Excerpt ::
______________________________

Background It is unknown what the optimum treatment target for early rheumatoid arthritis (RA) patients is.
Objectives To assess which treatment target, low disease activity or disease activity score (DAS)-remission is more effective in early RA patients.
Methods The BeSt study included early (≤2 years symptom duration) active (≥6 of 66 swollen joints, ≥6 of 68 tender joints, and either erythrocyte sedimentation rate ≥28 mm/hour or a visual analogue scale global health score ≥20mm) RA (1987 criteria) patients to compare 4 treatment strategies, targeted at DAS≤2.4. In arm 3 treatment started with a combination of methotrexate (MTX), sulfasalazine and a tapered high dose of prednisone. In the IMPROVED study, early arthritis patients started with MTX and a tapered high dose of prednisone, with subsequent treatment options aiming at DAS-remission (<1.6). We compared clinical outcomes during 5 years in 133 BeSt patients randomized to arm 3 with 175 IMPROVED patients who fulfilled the inclusion criteria of the BeSt study. Predictive factors for DAS<1.6 at year 1 and drug-free remission (DFR) at year 5 were assessed by logistic regression analysis.

______________________________

Bounding box prediction data
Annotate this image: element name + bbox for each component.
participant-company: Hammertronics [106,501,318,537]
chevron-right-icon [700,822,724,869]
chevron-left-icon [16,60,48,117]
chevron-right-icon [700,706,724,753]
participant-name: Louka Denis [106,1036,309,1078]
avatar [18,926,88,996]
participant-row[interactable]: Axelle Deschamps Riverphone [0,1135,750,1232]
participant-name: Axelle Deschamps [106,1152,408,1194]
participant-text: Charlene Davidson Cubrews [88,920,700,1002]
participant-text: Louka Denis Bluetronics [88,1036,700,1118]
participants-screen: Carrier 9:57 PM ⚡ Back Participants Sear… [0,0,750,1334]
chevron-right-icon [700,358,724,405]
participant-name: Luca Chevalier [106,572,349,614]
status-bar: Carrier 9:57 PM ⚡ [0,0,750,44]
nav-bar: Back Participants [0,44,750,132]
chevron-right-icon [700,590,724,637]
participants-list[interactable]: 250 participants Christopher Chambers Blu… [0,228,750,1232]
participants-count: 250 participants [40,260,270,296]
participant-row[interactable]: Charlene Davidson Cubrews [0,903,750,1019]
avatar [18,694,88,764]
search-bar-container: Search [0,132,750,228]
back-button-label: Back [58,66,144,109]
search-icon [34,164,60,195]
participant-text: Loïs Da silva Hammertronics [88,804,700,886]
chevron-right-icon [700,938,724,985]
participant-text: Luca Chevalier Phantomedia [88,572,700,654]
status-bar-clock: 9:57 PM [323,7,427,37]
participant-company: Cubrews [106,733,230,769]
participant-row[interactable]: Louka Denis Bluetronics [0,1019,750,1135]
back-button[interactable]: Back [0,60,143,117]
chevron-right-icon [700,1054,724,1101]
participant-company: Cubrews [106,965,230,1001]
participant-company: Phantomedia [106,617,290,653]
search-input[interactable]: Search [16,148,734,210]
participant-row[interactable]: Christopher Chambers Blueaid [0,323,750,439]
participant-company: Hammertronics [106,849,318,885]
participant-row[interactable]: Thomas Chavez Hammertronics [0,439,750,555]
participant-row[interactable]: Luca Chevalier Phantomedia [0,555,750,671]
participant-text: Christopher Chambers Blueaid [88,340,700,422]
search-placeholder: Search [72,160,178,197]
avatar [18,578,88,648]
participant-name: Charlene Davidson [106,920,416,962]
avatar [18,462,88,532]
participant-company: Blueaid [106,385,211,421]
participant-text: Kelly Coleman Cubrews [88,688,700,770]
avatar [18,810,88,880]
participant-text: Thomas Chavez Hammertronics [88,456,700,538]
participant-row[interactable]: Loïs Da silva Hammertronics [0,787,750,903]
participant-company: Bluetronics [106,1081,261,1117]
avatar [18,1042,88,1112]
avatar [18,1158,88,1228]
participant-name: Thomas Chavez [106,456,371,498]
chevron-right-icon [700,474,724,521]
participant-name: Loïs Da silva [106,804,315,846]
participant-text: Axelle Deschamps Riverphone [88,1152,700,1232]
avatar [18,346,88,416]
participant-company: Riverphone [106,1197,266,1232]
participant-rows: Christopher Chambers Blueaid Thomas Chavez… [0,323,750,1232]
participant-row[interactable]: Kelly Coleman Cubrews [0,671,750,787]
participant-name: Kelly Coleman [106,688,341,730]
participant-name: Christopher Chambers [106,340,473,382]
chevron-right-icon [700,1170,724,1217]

______________________________

Task A ::
In the rheumatoid arthritis abstract, what disease activity score threshold did the IMPROVED study aim for?
Task B ::
Continue the rheumatoid arthritis abstract from the point where it stops.

Your response A ::
DAS-remission, defined as a DAS below 1.6.

Your response B ::
Results At baseline IMPROVED patients had a significantly lower mean±SD DAS compared to BeSt patients (4.1±0.7 vs 4.4±0.9, p=0.012) and a shorter median (IQR) symptom duration (17 (8–28) vs 23 (15–53) weeks, p<0.001) (figure). At 3 months in the BeSt study, DAS decreased by 2 to 2.4±1.0, functional ability improved from 1.4±0.7 to 0.6±0.6, 56% of patients achieved DAS≤2.4 and 20% were in DAS-remission. At 4 months in IMPROVED patients, DAS decreased >2 to 1.8±1.0, functional ability improved from 1.5±0.6 to 0.5±0.6, 72% of patients achieved DAS≤2.4 and 53% were in DAS-remission. At year 1, DAS was decreased by 2.5 in IMPROVED and 2.4 in BeSt compared to baseline, to 1.6±1.0 and 2.0±0.9, p=0.004, and more IMPROVED patients than BeSt patients had achieved DAS<1.6 (51% vs 30%, p<0.001). Similar percentages in both studies achieved DAS≤2.4 (73% in IMPROVED vs 67% in BeSt, p=0.333). By protocol, BeSt patients could not achieve DFR at year 1. DFR was achieved in 15% of IMPROVED patients. At year 5, DAS was decreased by 2.7 in IMPROVED and 2.6 in BeSt compared to baseline, to 1.5±0.8 and 1.7±0.8, respectively (p=0.014). DAS≤2.4 was achieved in 61% of IMPROVED patients and in 61% of BeSt patients (p=0.092), DAS<1.6 was achieved in 43% vs 32%, p=0.003, and DFR was achieved in 18% vs 8%, p=0.003.
Predictive factors for DAS<1.6 at year 1 were type of treatment study (OR for IMPROVED (95% CI) 2.16 (1.27–3.68)), male gender (2.31 (1.34–3.98)) and baseline tender joint count (0.94 (0.90–0.99)). IMPROVED study (3.33 (1.44–7.66)) and absence of RF (rheumatoid factor) and ACPA (anti-citrullinated protein antibodies) 4.24 (1.71–10.51) were predictive factors for DFR at year 5.
Conclusions Although the treatment target was less often achieved for DAS<1.6 compared to DAS≤2.4, irrespective of baseline disease activity, patients with early active RA had better outcomes after DAS<1.6 than DAS≤2.4 targeted therapy. Male gender, low baseline tender joint count and absence of RF and ACPA were also associated with more favourable treatment outcomes.
Disclosure of Interest G. Akdemir: None declared, I. M. Markusse: None declared, A. A. Schouffoer: None declared, P. B. de Sonnaville: None declared, B. A. Grillet: None declared, P. J. Kerstens: None declared, W. F. Lems: None declared, T. W. Huizinga: None declared, C. F. Allaart Grant/research support from: Year 1 of the IMPROVED study was sponsored by Abbott. The BeSt study was designed by the investigators and supported by a government grant from the Dutch Insurance Companies, with additional funding from Schering-Plough B.V. and Janssen B.V. Data collection, trial management, data analysis and preparation of the manuscript were performed by the authors.